Given instruction. Pick out every line that holds the string "name" and copy it.

Source data
"""

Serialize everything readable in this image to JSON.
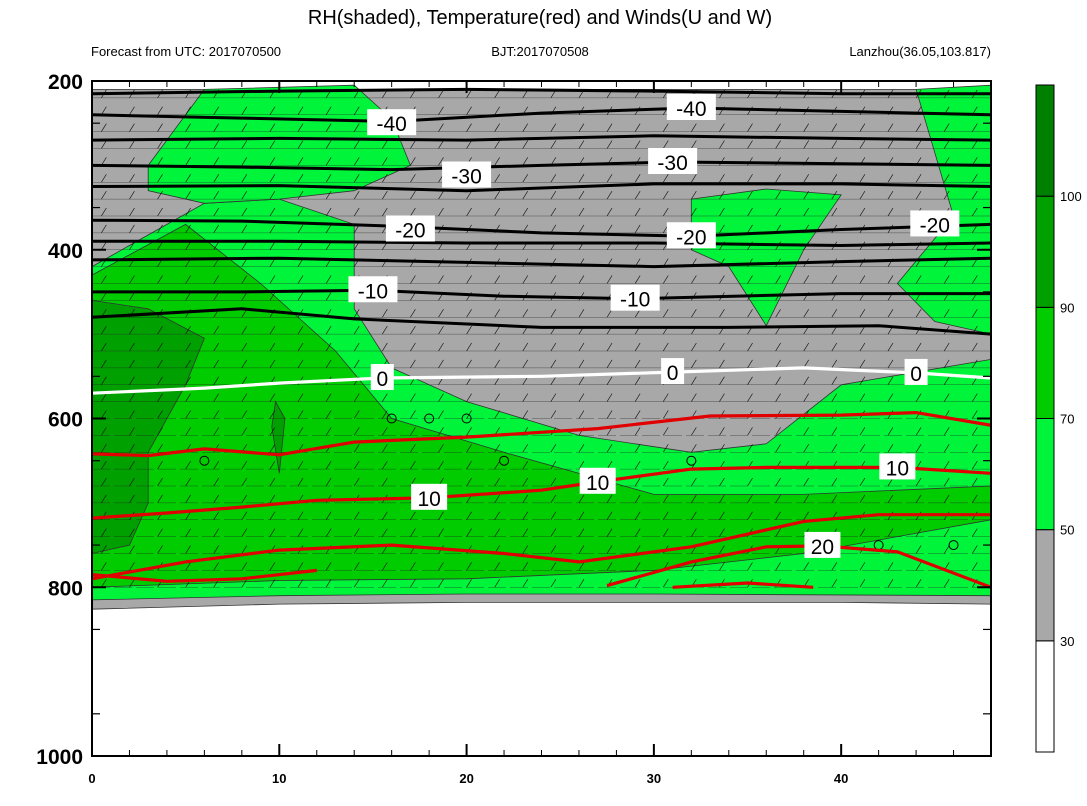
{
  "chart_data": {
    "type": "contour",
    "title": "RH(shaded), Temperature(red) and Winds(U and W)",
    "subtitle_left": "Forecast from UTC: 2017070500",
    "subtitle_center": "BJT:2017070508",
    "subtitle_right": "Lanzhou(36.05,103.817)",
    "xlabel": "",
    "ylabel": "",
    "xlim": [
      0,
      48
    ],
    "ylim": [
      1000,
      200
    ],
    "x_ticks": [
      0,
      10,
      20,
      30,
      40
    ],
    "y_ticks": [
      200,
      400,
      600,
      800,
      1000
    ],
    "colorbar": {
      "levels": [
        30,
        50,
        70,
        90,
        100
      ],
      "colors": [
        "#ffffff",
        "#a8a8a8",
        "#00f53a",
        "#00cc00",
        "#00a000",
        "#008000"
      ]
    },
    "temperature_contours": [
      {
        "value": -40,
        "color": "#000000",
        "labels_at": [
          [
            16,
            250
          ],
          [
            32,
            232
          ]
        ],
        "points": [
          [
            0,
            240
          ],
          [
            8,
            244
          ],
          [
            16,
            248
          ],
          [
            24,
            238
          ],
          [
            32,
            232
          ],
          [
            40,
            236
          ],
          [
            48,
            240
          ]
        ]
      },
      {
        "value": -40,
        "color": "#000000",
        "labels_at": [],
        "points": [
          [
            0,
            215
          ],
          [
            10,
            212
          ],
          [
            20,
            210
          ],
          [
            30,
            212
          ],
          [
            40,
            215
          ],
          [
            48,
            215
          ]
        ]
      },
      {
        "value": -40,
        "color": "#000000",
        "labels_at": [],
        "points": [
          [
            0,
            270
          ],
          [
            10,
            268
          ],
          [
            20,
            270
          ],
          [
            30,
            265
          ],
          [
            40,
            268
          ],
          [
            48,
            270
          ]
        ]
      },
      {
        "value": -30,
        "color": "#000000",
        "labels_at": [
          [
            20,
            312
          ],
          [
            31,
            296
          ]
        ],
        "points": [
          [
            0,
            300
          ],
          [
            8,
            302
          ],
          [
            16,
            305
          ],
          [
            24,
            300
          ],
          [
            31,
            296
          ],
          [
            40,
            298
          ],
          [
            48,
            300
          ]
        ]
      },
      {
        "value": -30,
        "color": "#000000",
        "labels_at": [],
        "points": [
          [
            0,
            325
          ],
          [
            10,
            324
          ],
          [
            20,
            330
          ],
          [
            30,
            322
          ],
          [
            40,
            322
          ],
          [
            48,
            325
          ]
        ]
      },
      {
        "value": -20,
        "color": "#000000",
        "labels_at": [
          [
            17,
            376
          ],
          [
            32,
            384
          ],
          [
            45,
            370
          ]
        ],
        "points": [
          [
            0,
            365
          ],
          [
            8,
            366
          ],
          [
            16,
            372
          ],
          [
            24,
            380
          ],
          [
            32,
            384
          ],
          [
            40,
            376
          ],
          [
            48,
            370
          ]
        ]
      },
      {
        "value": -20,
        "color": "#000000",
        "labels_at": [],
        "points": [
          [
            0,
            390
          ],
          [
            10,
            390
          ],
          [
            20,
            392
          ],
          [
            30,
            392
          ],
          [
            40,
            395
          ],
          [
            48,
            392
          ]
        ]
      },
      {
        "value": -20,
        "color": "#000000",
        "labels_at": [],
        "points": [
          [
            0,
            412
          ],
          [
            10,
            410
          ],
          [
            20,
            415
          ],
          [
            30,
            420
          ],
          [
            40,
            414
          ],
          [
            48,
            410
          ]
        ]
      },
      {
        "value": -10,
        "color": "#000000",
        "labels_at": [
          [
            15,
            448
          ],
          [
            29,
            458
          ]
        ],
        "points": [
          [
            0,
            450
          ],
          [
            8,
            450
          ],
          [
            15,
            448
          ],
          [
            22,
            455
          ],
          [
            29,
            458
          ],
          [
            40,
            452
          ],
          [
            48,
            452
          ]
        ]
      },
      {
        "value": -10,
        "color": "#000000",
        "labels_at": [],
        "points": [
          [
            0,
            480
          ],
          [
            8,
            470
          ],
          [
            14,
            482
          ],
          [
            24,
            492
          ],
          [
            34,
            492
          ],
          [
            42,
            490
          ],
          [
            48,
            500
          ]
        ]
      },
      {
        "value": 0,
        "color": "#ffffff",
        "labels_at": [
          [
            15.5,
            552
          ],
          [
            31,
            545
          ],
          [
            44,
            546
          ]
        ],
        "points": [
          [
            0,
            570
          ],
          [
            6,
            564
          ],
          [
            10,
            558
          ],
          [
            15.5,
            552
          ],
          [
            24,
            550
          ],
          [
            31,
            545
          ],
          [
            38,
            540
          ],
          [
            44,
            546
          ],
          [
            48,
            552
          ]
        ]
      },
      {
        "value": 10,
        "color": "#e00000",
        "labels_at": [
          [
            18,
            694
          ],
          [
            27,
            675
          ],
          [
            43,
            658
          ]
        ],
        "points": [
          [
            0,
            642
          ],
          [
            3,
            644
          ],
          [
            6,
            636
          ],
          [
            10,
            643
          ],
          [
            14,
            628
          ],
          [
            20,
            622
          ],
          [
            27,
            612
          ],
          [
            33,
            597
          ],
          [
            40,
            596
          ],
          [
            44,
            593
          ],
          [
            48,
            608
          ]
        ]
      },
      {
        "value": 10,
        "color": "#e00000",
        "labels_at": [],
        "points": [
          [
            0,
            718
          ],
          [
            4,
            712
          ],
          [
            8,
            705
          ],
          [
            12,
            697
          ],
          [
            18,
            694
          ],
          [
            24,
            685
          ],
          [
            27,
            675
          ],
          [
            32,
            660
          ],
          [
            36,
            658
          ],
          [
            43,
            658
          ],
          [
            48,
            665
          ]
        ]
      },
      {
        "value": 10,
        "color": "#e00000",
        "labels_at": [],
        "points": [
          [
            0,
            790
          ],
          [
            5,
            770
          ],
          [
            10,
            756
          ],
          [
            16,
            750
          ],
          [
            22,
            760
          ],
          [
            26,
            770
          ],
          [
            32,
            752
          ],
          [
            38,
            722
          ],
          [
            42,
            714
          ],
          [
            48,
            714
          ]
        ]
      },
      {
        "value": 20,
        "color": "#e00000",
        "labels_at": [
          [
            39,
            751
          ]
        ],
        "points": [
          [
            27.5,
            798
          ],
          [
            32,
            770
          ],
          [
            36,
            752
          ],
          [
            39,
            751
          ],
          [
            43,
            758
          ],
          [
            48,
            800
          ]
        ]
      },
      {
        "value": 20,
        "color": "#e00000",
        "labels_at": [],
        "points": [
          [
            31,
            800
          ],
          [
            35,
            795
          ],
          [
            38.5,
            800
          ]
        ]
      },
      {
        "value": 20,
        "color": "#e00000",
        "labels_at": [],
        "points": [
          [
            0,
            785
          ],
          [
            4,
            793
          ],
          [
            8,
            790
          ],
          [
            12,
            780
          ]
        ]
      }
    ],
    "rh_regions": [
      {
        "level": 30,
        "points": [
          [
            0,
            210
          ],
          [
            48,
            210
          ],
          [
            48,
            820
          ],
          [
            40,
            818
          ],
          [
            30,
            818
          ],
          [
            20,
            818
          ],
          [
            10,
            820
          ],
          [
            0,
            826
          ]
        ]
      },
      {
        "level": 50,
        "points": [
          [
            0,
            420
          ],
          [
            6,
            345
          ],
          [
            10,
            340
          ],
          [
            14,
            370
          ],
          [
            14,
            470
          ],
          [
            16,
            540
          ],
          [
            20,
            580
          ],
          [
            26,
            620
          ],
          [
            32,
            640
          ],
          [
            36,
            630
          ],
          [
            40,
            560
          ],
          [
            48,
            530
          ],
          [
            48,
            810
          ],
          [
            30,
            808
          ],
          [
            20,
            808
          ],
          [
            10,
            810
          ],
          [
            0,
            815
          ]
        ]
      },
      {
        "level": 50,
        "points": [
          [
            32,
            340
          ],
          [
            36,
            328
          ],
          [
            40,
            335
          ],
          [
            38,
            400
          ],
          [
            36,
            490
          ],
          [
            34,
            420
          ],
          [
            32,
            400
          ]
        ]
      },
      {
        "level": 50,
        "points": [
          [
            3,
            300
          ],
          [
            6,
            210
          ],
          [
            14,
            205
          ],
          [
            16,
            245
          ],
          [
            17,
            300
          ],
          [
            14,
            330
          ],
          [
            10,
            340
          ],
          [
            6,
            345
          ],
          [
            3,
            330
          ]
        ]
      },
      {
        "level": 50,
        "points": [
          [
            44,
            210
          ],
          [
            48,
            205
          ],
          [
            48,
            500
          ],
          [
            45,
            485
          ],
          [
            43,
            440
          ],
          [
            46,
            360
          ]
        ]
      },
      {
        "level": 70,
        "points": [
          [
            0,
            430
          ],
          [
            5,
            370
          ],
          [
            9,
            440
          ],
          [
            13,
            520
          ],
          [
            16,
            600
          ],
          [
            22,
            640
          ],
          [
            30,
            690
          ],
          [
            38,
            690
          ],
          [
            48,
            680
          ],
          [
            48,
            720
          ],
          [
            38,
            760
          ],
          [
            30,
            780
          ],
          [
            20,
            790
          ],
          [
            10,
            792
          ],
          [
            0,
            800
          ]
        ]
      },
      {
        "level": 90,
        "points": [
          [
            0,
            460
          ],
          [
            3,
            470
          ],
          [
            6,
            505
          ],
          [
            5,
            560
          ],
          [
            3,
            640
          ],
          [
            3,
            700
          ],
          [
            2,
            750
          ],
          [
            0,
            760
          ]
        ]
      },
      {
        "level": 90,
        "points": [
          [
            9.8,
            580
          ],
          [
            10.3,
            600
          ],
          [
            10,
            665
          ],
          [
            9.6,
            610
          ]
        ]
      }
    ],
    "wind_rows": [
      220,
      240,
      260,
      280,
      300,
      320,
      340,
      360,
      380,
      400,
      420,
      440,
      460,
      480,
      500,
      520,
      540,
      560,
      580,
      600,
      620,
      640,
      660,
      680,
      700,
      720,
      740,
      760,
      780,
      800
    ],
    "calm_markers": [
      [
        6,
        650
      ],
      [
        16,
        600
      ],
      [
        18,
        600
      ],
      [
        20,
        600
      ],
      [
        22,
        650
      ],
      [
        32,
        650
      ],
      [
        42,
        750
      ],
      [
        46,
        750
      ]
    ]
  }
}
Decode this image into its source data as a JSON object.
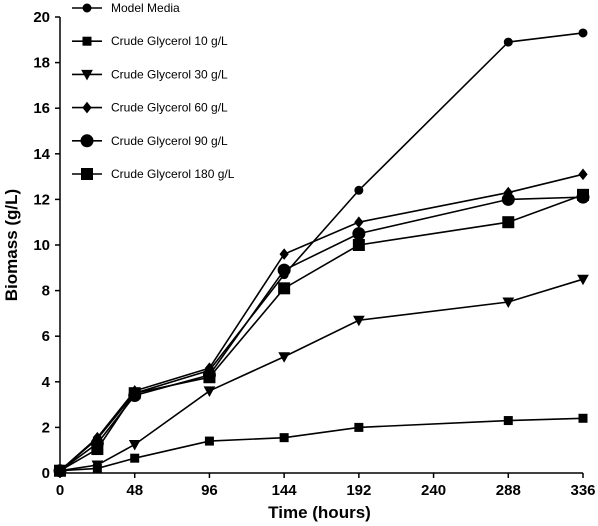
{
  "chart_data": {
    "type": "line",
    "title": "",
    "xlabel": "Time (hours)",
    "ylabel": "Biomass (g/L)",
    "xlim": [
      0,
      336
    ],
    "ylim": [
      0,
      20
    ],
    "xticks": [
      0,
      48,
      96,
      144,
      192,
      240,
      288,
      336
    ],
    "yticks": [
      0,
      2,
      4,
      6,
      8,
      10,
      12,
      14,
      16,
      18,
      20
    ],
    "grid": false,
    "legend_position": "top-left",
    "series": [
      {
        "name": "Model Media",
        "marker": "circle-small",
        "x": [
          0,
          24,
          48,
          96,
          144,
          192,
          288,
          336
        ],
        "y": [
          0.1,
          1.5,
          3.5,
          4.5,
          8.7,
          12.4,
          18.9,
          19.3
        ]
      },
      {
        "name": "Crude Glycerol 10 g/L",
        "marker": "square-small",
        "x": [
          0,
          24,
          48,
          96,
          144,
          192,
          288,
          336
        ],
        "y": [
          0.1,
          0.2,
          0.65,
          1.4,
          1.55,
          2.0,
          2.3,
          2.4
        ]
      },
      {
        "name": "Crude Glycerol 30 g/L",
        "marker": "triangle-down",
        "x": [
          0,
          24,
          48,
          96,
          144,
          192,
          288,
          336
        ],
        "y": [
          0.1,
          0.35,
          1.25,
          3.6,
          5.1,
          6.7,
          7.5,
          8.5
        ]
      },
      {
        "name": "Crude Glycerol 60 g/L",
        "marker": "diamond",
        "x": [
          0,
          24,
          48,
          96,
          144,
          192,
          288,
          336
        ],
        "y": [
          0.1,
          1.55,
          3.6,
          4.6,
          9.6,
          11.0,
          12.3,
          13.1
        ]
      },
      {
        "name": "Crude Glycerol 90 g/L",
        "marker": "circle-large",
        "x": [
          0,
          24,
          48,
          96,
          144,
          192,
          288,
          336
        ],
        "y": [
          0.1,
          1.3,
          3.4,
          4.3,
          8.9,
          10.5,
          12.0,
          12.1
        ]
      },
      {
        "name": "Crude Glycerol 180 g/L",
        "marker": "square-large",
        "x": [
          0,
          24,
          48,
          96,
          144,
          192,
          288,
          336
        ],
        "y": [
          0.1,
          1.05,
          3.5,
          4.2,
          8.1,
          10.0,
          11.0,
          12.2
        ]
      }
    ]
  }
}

"""

Solved problem.
        "name": "Model Media",
        "name": "Crude Glycerol 10 g/L",
        "name": "Crude Glycerol 30 g/L",
        "name": "Crude Glycerol 60 g/L",
        "name": "Crude Glycerol 90 g/L",
        "name": "Crude Glycerol 180 g/L",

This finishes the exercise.